## START
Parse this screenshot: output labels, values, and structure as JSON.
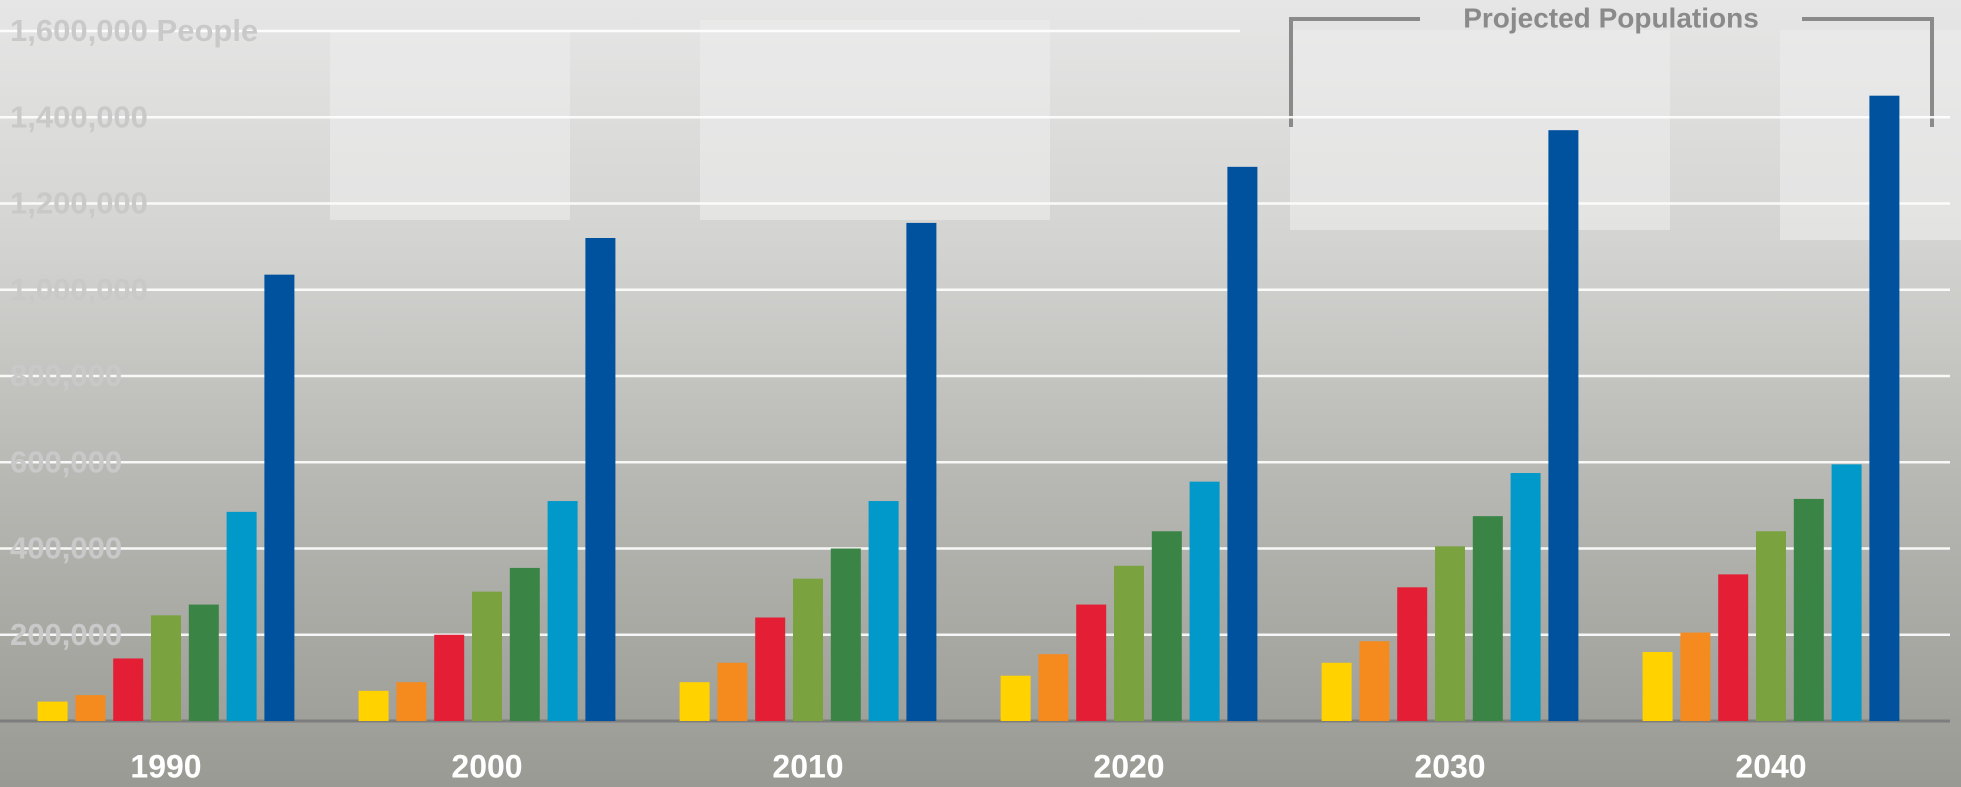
{
  "chart_data": {
    "type": "bar",
    "annotation": "Projected Populations",
    "categories": [
      "1990",
      "2000",
      "2010",
      "2020",
      "2030",
      "2040"
    ],
    "series": [
      {
        "color": "#ffd200",
        "values": [
          45000,
          70000,
          90000,
          105000,
          135000,
          160000
        ]
      },
      {
        "color": "#f58a1f",
        "values": [
          60000,
          90000,
          135000,
          155000,
          185000,
          205000
        ]
      },
      {
        "color": "#e41f35",
        "values": [
          145000,
          200000,
          240000,
          270000,
          310000,
          340000
        ]
      },
      {
        "color": "#7aa23f",
        "values": [
          245000,
          300000,
          330000,
          360000,
          405000,
          440000
        ]
      },
      {
        "color": "#3a8446",
        "values": [
          270000,
          355000,
          400000,
          440000,
          475000,
          515000
        ]
      },
      {
        "color": "#0099c9",
        "values": [
          485000,
          510000,
          510000,
          555000,
          575000,
          595000
        ]
      },
      {
        "color": "#00519e",
        "values": [
          1035000,
          1120000,
          1155000,
          1285000,
          1370000,
          1450000
        ]
      }
    ],
    "ylim": [
      0,
      1600000
    ],
    "yticks": [
      {
        "value": 200000,
        "label": "200,000"
      },
      {
        "value": 400000,
        "label": "400,000"
      },
      {
        "value": 600000,
        "label": "600,000"
      },
      {
        "value": 800000,
        "label": "800,000"
      },
      {
        "value": 1000000,
        "label": "1,000,000"
      },
      {
        "value": 1200000,
        "label": "1,200,000"
      },
      {
        "value": 1400000,
        "label": "1,400,000"
      },
      {
        "value": 1600000,
        "label": "1,600,000 People"
      }
    ],
    "grid": true
  }
}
## END
GOAL.
Copy each line of the listing in which the word "color" can be found.

CORRECT RESULT.
        "color": "#ffd200",
        "color": "#f58a1f",
        "color": "#e41f35",
        "color": "#7aa23f",
        "color": "#3a8446",
        "color": "#0099c9",
        "color": "#00519e",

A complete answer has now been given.